▸ Work to be completed:
For each line below that contains the string "company", copy that line.
===============
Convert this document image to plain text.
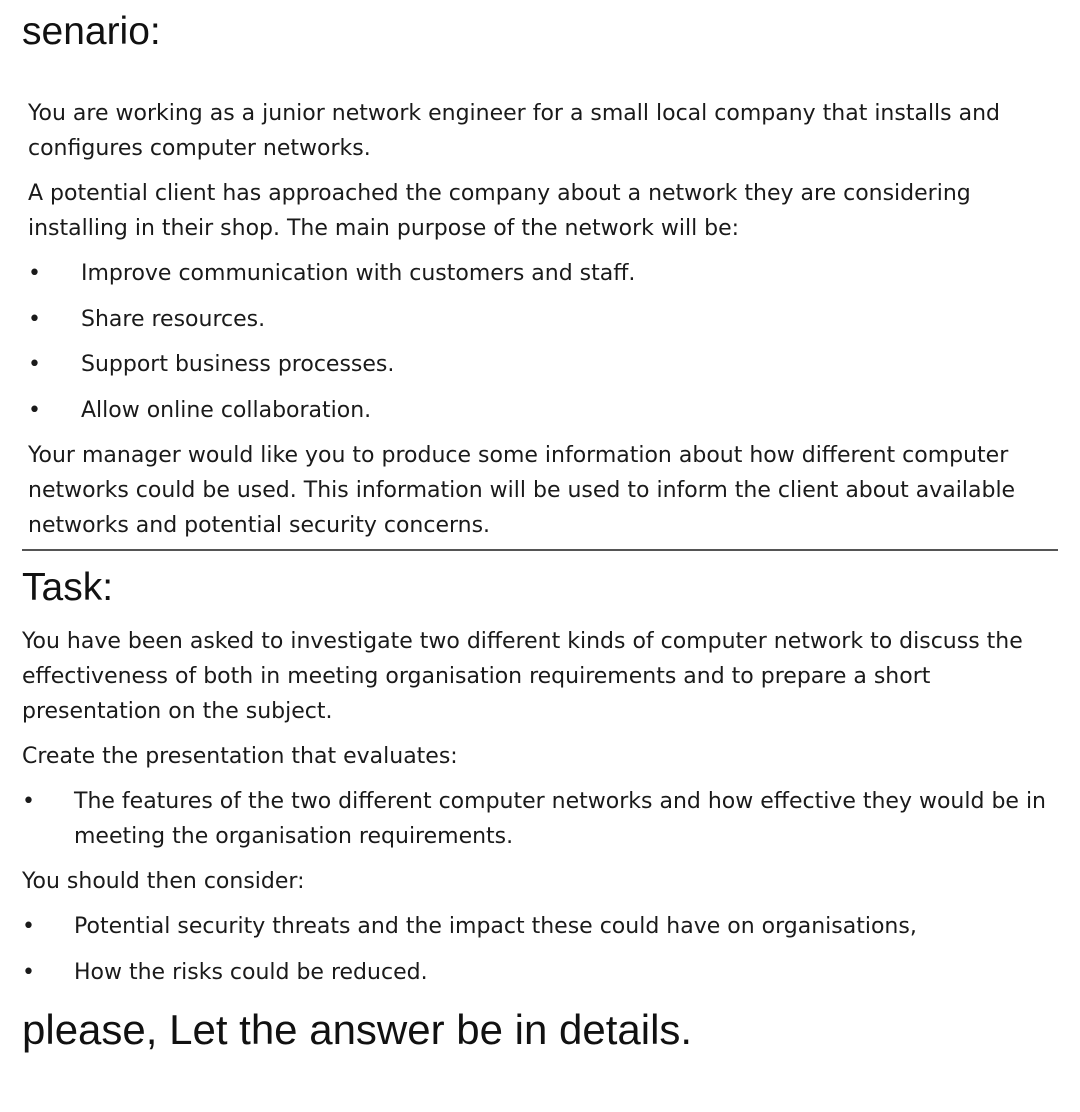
senario:

You are working as a junior network engineer for a small local company that installs and configures computer networks.

A potential client has approached the company about a network they are considering installing in their shop. The main purpose of the network will be:

• Improve communication with customers and staff.
• Share resources.
• Support business processes.
• Allow online collaboration.

Your manager would like you to produce some information about how different computer networks could be used. This information will be used to inform the client about available networks and potential security concerns.

Task:

You have been asked to investigate two different kinds of computer network to discuss the effectiveness of both in meeting organisation requirements and to prepare a short presentation on the subject.

Create the presentation that evaluates:

• The features of the two different computer networks and how effective they would be in meeting the organisation requirements.

You should then consider:

• Potential security threats and the impact these could have on organisations,
• How the risks could be reduced.

please, Let the answer be in details.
===============
▸ Correct response:
You are working as a junior network engineer for a small local company that installs and configures computer networks.
A potential client has approached the company about a network they are considering installing in their shop. The main purpose of the network will be:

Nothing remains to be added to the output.